Что я об этом думаю, Аверченко Аркадий Тимофеевич, Год: 1917

Время на прочтение: 6 минут(ы)
Аверченко А.Т. Собрание сочинений: В 13 т.
Т. 10. В дни Содома и Гоморры
М.: Изд-во ‘Дмитрий Сечин’, 2017.

ЧТО Я ОБ ЭТОМ ДУМАЮ

I

Сегодня, перебирая бумаги на письменном столе, я нашел совсем свежую, еще не успевшую пожелтеть по краям бумажку, на которой было изображено печатно и от руки следующее:

Являться с повесткой.

ПОВЕСТКА.

Аркадию Тимофееву Аверченко. Жител. Петроград, ул. Гоголя д. Ne 9. Судебный следователь 1 уч. Челябинского уезда вызывает в камеру свою, находящуюся в г. Челябинске, Азиатская ул., д. Стегалова, на 28 число февраля 1917 года к 12 час. утра в качестве обвин. по делу по обвин. Вас по 1535 ст. уложен, о наказан. для примирительного разбирательства.

И.д. Судебного Следов. Серов.

И тут я только впервые ясно почувствовал, что именно такое совершилось….
Вот вам совсем свежая бумажка, которая берет меня за шиворот и тащит в Челябинск на Азиатскую улицу по капризу — кого? Какого-то челябинского исправника, о котором я на страницах ‘Нового Сатирикона’ не совсем почтительно отозвался.
И я должен был бы, обязан был бы бросить все свои дела и скакать, сломя голову, в далекую Сибирь только потому, что какой-то совершенно неизвестный мне ‘царский слуга’ — может быть, полуграмотный, может быть, пьяница и неумный — обиделся на меня и решил задать столичному журналисту перцу.
Вот эта бумажка передо мной. Пожалуйте, господин Аверченко, на сибирский экспресс и скачите в город Челябинск, Азиатская улица, дом Стегалова.
Хорош я был бы, действительно, если бы потащился на Азиатскую улицу, дом Стегалова.
Бумажка совсем свежая, а что она сейчас такое? Где теперь ‘по указу Его Величества’? Где теперь этот строгий исправник? Где ты, голубчик? Болтаешься ли ты, замерзший, задеревеневший совсем, с выкатившимися глазами, на каком-нибудь челябинском дереве иждивением и хлопотами скорых на руку челябинцев, или пощадили они тебя, давши легкого раза в спину, и пошел ты по кипящим народом улицам, вздев в розетку красную петлицу, снисходительно прикладывая дрожащую руку к козырьку при первых же звуках бодрой революционной ‘Марсельезы’.

:: Исходные данные ::
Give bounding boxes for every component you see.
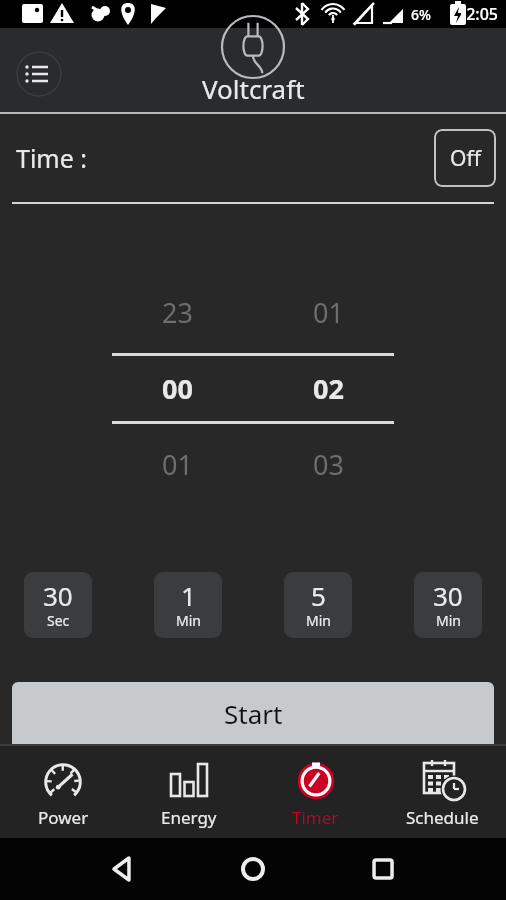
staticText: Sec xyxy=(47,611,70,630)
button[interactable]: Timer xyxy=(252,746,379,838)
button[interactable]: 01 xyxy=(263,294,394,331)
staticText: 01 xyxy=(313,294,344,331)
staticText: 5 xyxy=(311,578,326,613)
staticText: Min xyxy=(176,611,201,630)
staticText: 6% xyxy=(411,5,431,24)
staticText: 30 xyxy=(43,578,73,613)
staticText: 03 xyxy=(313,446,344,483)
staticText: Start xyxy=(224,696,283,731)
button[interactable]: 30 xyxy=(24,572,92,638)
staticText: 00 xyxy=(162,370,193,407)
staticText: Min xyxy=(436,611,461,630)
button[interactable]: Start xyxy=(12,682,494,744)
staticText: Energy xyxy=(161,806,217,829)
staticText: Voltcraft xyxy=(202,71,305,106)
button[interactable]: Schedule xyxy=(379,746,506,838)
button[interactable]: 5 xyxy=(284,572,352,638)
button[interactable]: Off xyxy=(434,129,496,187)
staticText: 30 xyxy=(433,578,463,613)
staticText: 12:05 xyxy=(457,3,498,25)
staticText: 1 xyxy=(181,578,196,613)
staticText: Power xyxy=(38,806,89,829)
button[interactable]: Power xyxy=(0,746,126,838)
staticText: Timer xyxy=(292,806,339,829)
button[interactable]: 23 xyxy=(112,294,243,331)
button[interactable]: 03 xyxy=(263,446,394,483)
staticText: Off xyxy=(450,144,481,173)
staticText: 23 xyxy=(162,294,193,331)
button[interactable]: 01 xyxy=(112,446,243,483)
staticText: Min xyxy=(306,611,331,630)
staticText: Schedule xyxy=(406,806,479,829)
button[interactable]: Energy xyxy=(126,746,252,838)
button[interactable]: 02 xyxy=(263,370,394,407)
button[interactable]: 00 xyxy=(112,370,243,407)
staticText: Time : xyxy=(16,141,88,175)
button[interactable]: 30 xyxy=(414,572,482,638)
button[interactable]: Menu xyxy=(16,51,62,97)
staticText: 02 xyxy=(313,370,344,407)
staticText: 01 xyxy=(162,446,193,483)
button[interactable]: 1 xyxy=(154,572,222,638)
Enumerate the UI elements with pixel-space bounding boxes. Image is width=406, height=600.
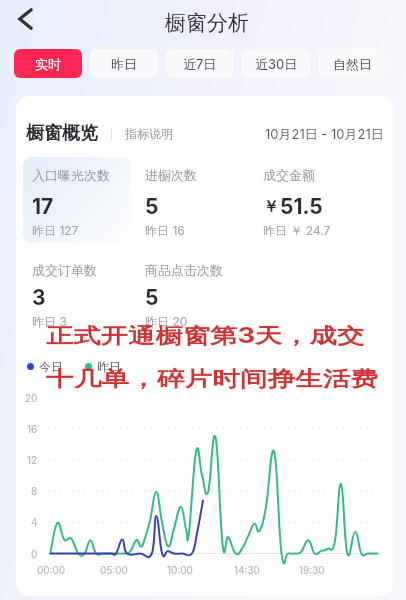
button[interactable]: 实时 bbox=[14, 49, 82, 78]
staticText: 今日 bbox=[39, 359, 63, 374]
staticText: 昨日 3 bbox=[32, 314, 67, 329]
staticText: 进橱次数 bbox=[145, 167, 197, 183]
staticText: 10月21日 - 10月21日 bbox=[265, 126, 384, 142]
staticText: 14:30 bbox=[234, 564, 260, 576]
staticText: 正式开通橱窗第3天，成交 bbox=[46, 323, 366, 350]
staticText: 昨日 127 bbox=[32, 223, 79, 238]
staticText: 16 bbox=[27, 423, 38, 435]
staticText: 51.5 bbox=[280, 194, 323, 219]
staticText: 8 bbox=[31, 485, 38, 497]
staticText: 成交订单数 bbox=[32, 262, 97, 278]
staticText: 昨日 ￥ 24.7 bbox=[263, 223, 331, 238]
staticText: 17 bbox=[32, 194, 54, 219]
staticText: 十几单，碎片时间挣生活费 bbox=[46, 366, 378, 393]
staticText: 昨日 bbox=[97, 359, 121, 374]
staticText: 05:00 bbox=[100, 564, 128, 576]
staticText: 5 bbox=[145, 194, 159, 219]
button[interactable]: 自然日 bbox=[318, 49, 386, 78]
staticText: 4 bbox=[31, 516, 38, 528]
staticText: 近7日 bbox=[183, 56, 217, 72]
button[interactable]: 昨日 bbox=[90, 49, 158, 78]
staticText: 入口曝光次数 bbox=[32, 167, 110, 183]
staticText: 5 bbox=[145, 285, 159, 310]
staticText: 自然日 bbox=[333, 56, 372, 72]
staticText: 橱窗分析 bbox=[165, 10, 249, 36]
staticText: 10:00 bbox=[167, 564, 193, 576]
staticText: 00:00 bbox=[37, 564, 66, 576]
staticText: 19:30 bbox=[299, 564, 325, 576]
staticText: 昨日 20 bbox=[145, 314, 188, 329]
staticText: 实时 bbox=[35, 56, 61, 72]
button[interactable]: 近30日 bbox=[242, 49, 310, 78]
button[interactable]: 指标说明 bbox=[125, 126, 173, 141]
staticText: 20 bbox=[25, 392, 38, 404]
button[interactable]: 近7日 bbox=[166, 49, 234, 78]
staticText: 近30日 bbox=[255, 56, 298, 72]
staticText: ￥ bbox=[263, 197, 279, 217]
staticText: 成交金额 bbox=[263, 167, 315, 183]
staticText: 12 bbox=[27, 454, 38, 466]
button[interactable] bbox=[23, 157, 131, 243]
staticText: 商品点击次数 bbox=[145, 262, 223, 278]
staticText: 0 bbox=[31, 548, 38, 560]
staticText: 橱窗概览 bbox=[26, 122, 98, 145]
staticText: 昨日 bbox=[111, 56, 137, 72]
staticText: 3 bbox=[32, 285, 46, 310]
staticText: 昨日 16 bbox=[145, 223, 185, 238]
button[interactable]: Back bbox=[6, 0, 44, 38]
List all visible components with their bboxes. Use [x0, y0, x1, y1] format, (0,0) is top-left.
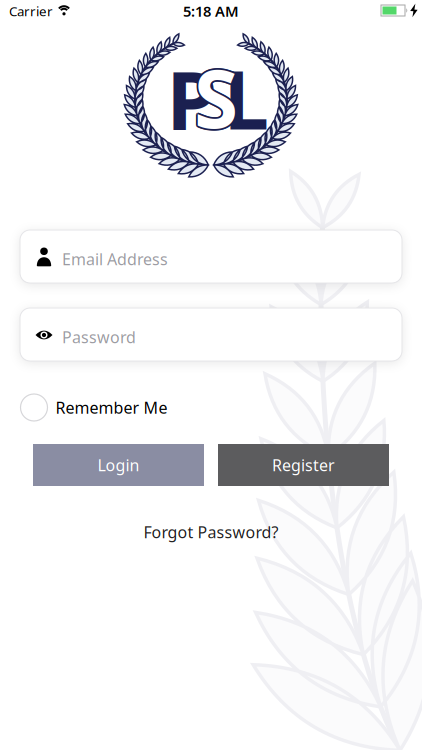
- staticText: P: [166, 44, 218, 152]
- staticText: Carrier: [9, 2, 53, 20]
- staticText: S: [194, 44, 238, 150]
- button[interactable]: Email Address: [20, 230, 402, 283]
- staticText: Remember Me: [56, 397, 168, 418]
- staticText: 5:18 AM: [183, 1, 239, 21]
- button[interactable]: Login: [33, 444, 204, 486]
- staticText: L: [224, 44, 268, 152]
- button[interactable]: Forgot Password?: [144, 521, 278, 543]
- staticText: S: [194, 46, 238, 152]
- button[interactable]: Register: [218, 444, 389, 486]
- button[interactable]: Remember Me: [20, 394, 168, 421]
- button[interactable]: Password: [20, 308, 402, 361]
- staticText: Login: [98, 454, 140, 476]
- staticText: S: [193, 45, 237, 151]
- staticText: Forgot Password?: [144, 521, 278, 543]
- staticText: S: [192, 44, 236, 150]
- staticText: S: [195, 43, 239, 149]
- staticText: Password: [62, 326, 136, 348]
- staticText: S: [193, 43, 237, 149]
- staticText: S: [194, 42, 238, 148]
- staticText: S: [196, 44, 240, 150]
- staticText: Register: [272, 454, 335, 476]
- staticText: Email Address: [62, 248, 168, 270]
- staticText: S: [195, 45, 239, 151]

:: Задания ::
• 1. На какое число и на который час в повестке из текста «Что я об этом думаю» назначена явка к судебному следователю?
• 2. Перепишите без изменений отрывок из текста «Что я об этом думаю», начиная со слов «Являться с повесткой.» и заканчивая словами «Судебного Следов. Серов.».

:: Ответы к заданиям ::
• 1. На 28 февраля 1917 года, к 12 часам утра.

• 2.
Являться с повесткой.

ПОВЕСТКА.

Аркадию Тимофееву Аверченко. Жител. Петроград, ул. Гоголя д. Ne 9. Судебный следователь 1 уч. Челябинского уезда вызывает в камеру свою, находящуюся в г. Челябинске, Азиатская ул., д. Стегалова, на 28 число февраля 1917 года к 12 час. утра в качестве обвин. по делу по обвин. Вас по 1535 ст. уложен, о наказан. для примирительного разбирательства.

И.д. Судебного Следов. Серов.